# [What you should do]
Look through the records below, and copy out every line that holds the string "kind".

------------------------------------------------------------------------

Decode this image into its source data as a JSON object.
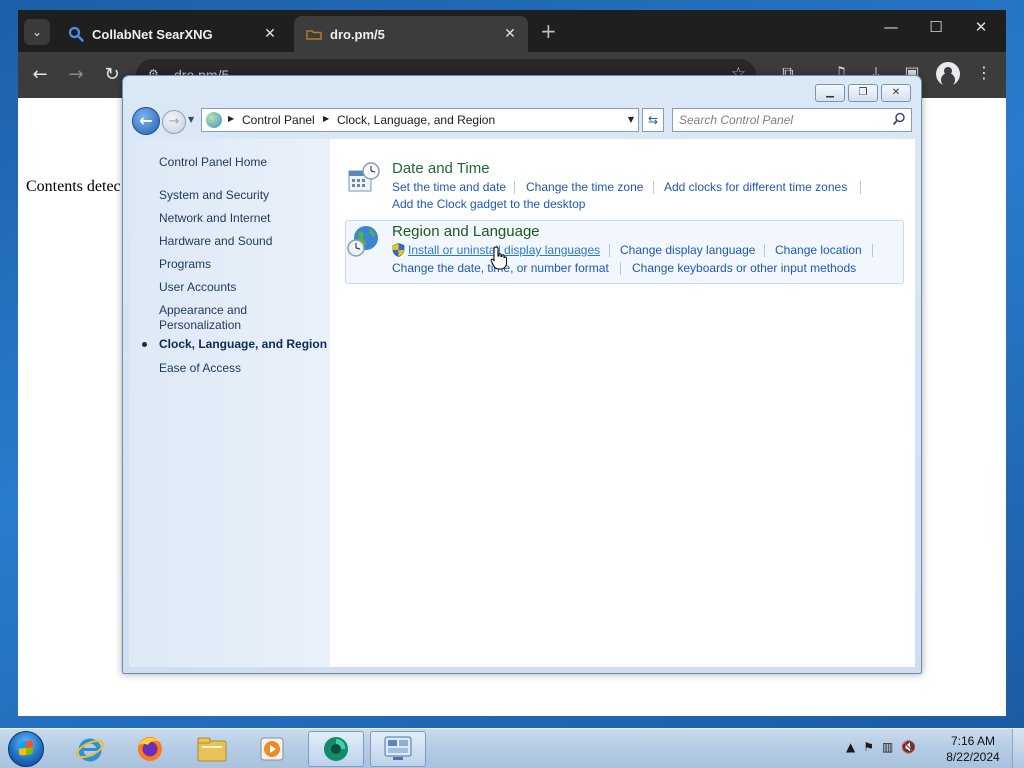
{
  "browser": {
    "tabs": [
      {
        "title": "CollabNet SearXNG",
        "active": false
      },
      {
        "title": "dro.pm/5",
        "active": true
      }
    ],
    "new_tab_label": "+",
    "window_controls": {
      "minimize": "—",
      "maximize": "☐",
      "close": "✕"
    },
    "address": "dro.pm/5",
    "page_text": "Contents detec"
  },
  "control_panel": {
    "breadcrumbs": [
      "Control Panel",
      "Clock, Language, and Region"
    ],
    "search_placeholder": "Search Control Panel",
    "sidebar": {
      "home": "Control Panel Home",
      "items": [
        "System and Security",
        "Network and Internet",
        "Hardware and Sound",
        "Programs",
        "User Accounts",
        "Appearance and Personalization",
        "Clock, Language, and Region",
        "Ease of Access"
      ],
      "current_index": 6
    },
    "categories": [
      {
        "title": "Date and Time",
        "links": [
          "Set the time and date",
          "Change the time zone",
          "Add clocks for different time zones",
          "Add the Clock gadget to the desktop"
        ]
      },
      {
        "title": "Region and Language",
        "links": [
          "Install or uninstall display languages",
          "Change display language",
          "Change location",
          "Change the date, time, or number format",
          "Change keyboards or other input methods"
        ]
      }
    ]
  },
  "taskbar": {
    "apps": [
      "internet-explorer",
      "firefox",
      "file-explorer",
      "media-player",
      "browser",
      "control-panel"
    ],
    "clock_time": "7:16 AM",
    "clock_date": "8/22/2024"
  },
  "colors": {
    "link": "#1f58b3",
    "category_title": "#1e6a2f",
    "taskbar": "#b4cbe4",
    "browser_chrome": "#1f1f1f"
  }
}
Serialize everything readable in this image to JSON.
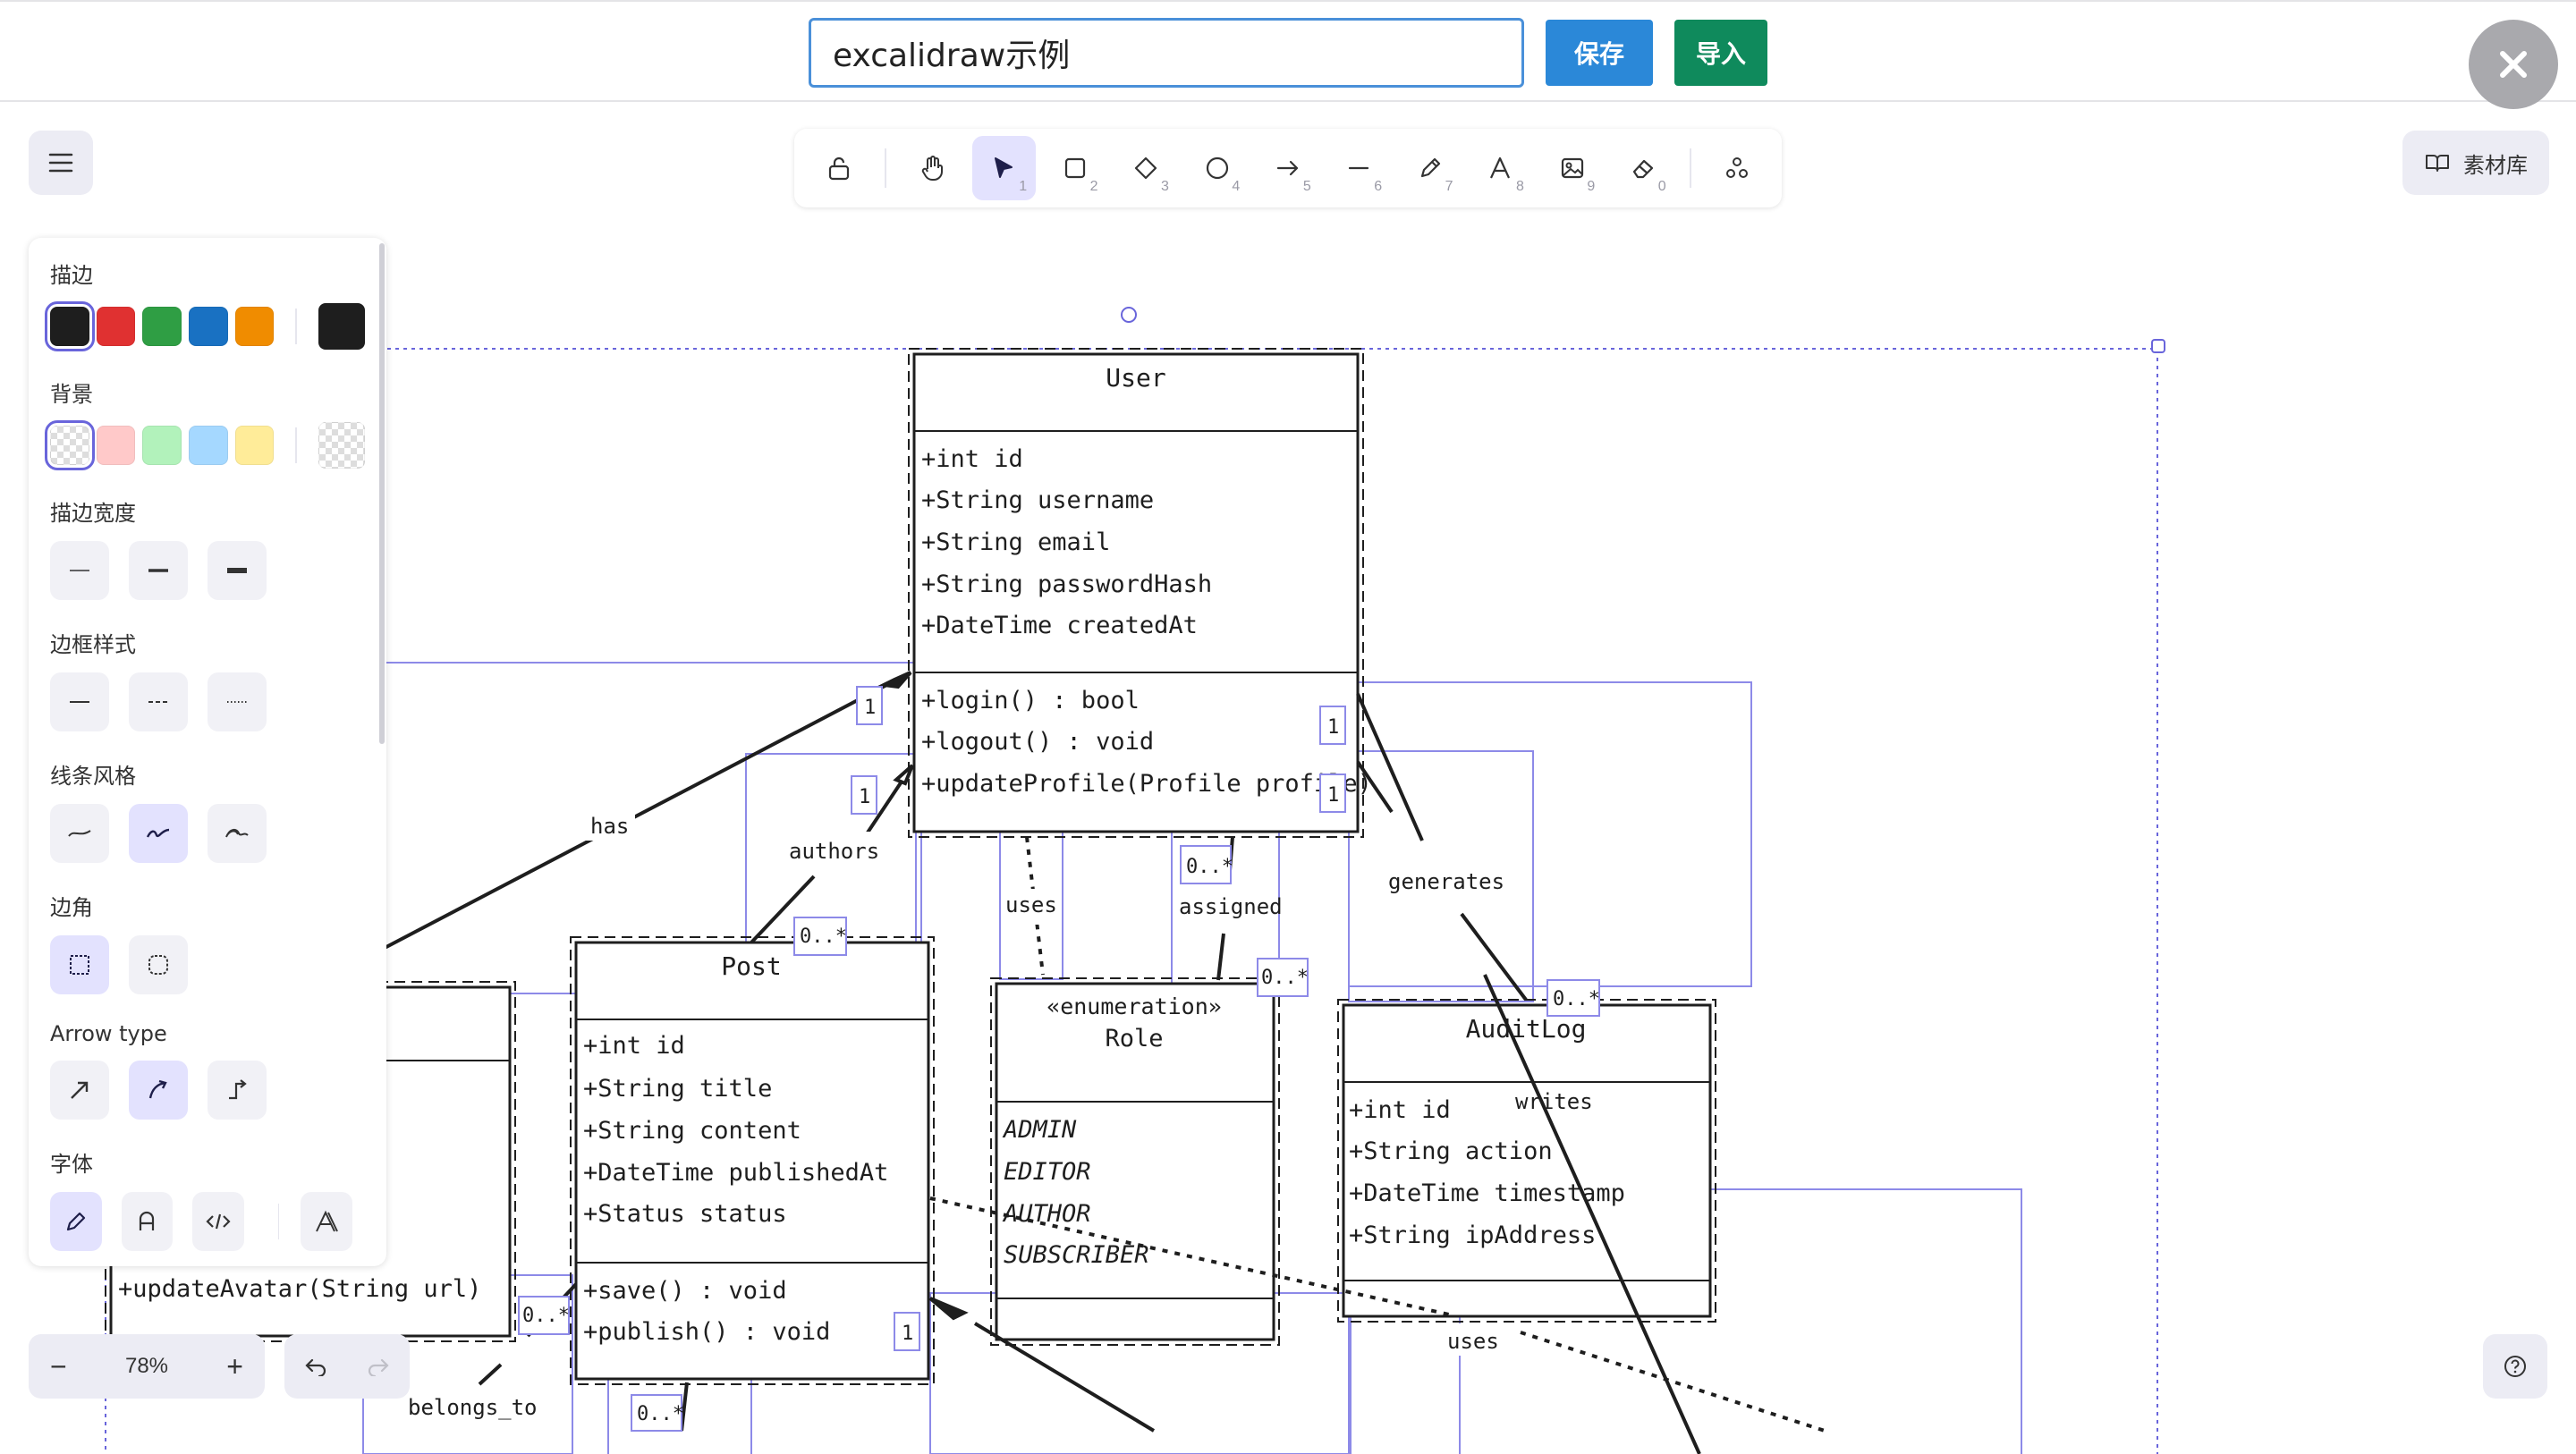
{
  "header": {
    "title_value": "excalidraw示例",
    "save_label": "保存",
    "import_label": "导入",
    "close_icon": "close-icon"
  },
  "toolbar": {
    "tools": [
      {
        "name": "lock",
        "icon": "lock-icon",
        "num": ""
      },
      {
        "name": "hand",
        "icon": "hand-icon",
        "num": ""
      },
      {
        "name": "selection",
        "icon": "cursor-icon",
        "num": "1",
        "active": true
      },
      {
        "name": "rectangle",
        "icon": "rectangle-icon",
        "num": "2"
      },
      {
        "name": "diamond",
        "icon": "diamond-icon",
        "num": "3"
      },
      {
        "name": "ellipse",
        "icon": "ellipse-icon",
        "num": "4"
      },
      {
        "name": "arrow",
        "icon": "arrow-icon",
        "num": "5"
      },
      {
        "name": "line",
        "icon": "line-icon",
        "num": "6"
      },
      {
        "name": "draw",
        "icon": "pencil-icon",
        "num": "7"
      },
      {
        "name": "text",
        "icon": "text-icon",
        "num": "8"
      },
      {
        "name": "image",
        "icon": "image-icon",
        "num": "9"
      },
      {
        "name": "eraser",
        "icon": "eraser-icon",
        "num": "0"
      },
      {
        "name": "extra",
        "icon": "shapes-icon",
        "num": ""
      }
    ]
  },
  "library": {
    "label": "素材库"
  },
  "props": {
    "stroke_label": "描边",
    "stroke_colors": [
      "#1e1e1e",
      "#e03131",
      "#2f9e44",
      "#1971c2",
      "#f08c00"
    ],
    "stroke_current": "#1e1e1e",
    "background_label": "背景",
    "background_colors": [
      "transparent",
      "#ffc9c9",
      "#b2f2bb",
      "#a5d8ff",
      "#ffec99"
    ],
    "stroke_width_label": "描边宽度",
    "stroke_style_label": "边框样式",
    "sloppiness_label": "线条风格",
    "edges_label": "边角",
    "arrow_type_label": "Arrow type",
    "font_label": "字体"
  },
  "zoom": {
    "value": "78%",
    "minus": "−",
    "plus": "+"
  },
  "diagram": {
    "user": {
      "title": "User",
      "attrs": [
        "+int id",
        "+String username",
        "+String email",
        "+String passwordHash",
        "+DateTime createdAt"
      ],
      "methods": [
        "+login() : bool",
        "+logout() : void",
        "+updateProfile(Profile profile)"
      ]
    },
    "post": {
      "title": "Post",
      "attrs": [
        "+int id",
        "+String title",
        "+String content",
        "+DateTime publishedAt",
        "+Status status"
      ],
      "methods": [
        "+save() : void",
        "+publish() : void"
      ]
    },
    "role": {
      "stereotype": "«enumeration»",
      "title": "Role",
      "values": [
        "ADMIN",
        "EDITOR",
        "AUTHOR",
        "SUBSCRIBER"
      ]
    },
    "auditlog": {
      "title": "AuditLog",
      "attrs": [
        "+int id",
        "+String action",
        "+DateTime timestamp",
        "+String ipAddress"
      ]
    },
    "profile_partial": {
      "method": "+updateAvatar(String url)"
    },
    "labels": {
      "has": "has",
      "authors": "authors",
      "uses": "uses",
      "assigned": "assigned",
      "generates": "generates",
      "writes": "writes",
      "uses2": "uses",
      "belongs_to": "belongs_to"
    },
    "multiplicities": {
      "m1": "1",
      "m2": "1",
      "m3": "1",
      "m4": "1",
      "m5": "1",
      "m6": "0..*",
      "m7": "0..*",
      "m8": "0..*",
      "m9": "0..*",
      "m10": "0..*",
      "m11": "0..*"
    }
  }
}
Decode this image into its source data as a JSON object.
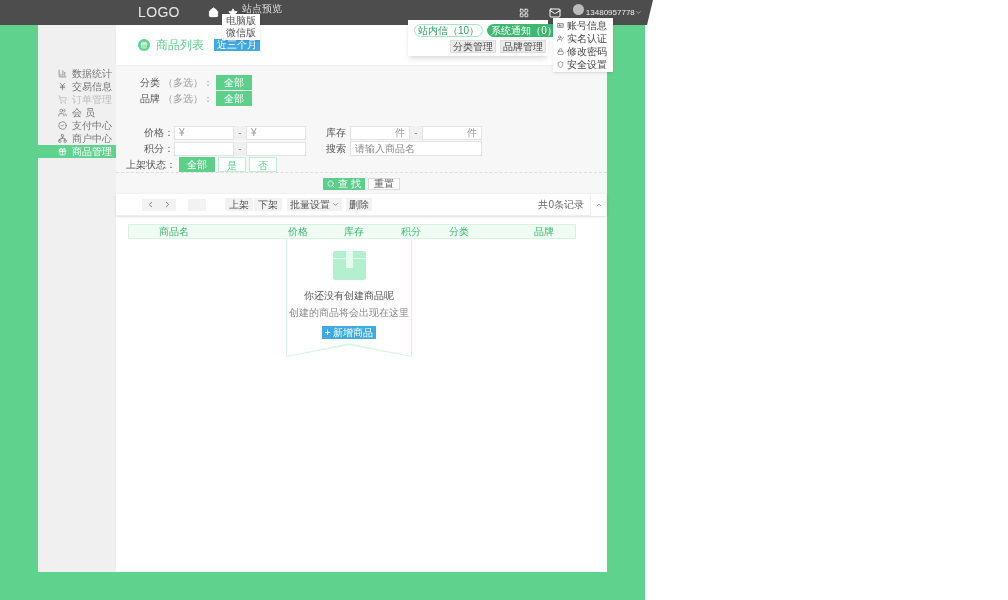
{
  "header": {
    "logo": "LOGO",
    "site_preview": {
      "label": "站点预览",
      "options": [
        "电脑版",
        "微信版"
      ]
    },
    "user": {
      "phone": "13480957778"
    }
  },
  "message_popup": {
    "tabs": [
      {
        "label": "站内信（10）",
        "selected": false
      },
      {
        "label": "系统通知（0）",
        "selected": true
      }
    ],
    "buttons": [
      "分类管理",
      "品牌管理"
    ]
  },
  "user_menu": [
    {
      "label": "账号信息",
      "kind": "account"
    },
    {
      "label": "实名认证",
      "kind": "verify"
    },
    {
      "label": "修改密码",
      "kind": "password"
    },
    {
      "label": "安全设置",
      "kind": "security"
    }
  ],
  "sidebar": [
    {
      "label": "数据统计",
      "kind": "stats",
      "selected": false,
      "disabled": false
    },
    {
      "label": "交易信息",
      "kind": "trade",
      "selected": false,
      "disabled": false
    },
    {
      "label": "订单管理",
      "kind": "orders",
      "selected": false,
      "disabled": true
    },
    {
      "label": "会 员",
      "kind": "members",
      "selected": false,
      "disabled": false
    },
    {
      "label": "支付中心",
      "kind": "payment",
      "selected": false,
      "disabled": false
    },
    {
      "label": "商户中心",
      "kind": "merchant",
      "selected": false,
      "disabled": false
    },
    {
      "label": "商品管理",
      "kind": "goods",
      "selected": true,
      "disabled": false
    }
  ],
  "page": {
    "title": "商品列表",
    "badge": "近三个月"
  },
  "filters": {
    "category": {
      "label": "分类",
      "hint": "（多选）：",
      "chips": [
        {
          "label": "全部",
          "selected": true
        }
      ]
    },
    "brand": {
      "label": "品牌",
      "hint": "（多选）：",
      "chips": [
        {
          "label": "全部",
          "selected": true
        }
      ]
    },
    "price": {
      "label": "价格：",
      "min_placeholder": "¥",
      "max_placeholder": "¥",
      "separator": "-"
    },
    "stock": {
      "label": "库存",
      "min_unit": "件",
      "max_unit": "件",
      "separator": "-"
    },
    "points": {
      "label": "积分：",
      "separator": "-"
    },
    "search": {
      "label": "搜索",
      "placeholder": "请输入商品名"
    },
    "status": {
      "label": "上架状态：",
      "options": [
        {
          "label": "全部",
          "selected": true
        },
        {
          "label": "是",
          "selected": false
        },
        {
          "label": "否",
          "selected": false
        }
      ]
    }
  },
  "actions": {
    "find": "查 找",
    "reset": "重置"
  },
  "toolbar": {
    "shelf_buttons": [
      "上架",
      "下架"
    ],
    "batch": "批量设置",
    "delete": "删除",
    "count": "共0条记录"
  },
  "table": {
    "columns": [
      "商品名",
      "价格",
      "库存",
      "积分",
      "分类",
      "品牌"
    ]
  },
  "empty": {
    "title": "你还没有创建商品呢",
    "subtitle": "创建的商品将会出现在这里",
    "button": "+ 新增商品"
  }
}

------------------------------------------------------------------------

# [Expected answer]
      "kind": "account"
      "kind": "verify"
      "kind": "password"
      "kind": "security"
      "kind": "stats",
      "kind": "trade",
      "kind": "orders",
      "kind": "members",
      "kind": "payment",
      "kind": "merchant",
      "kind": "goods",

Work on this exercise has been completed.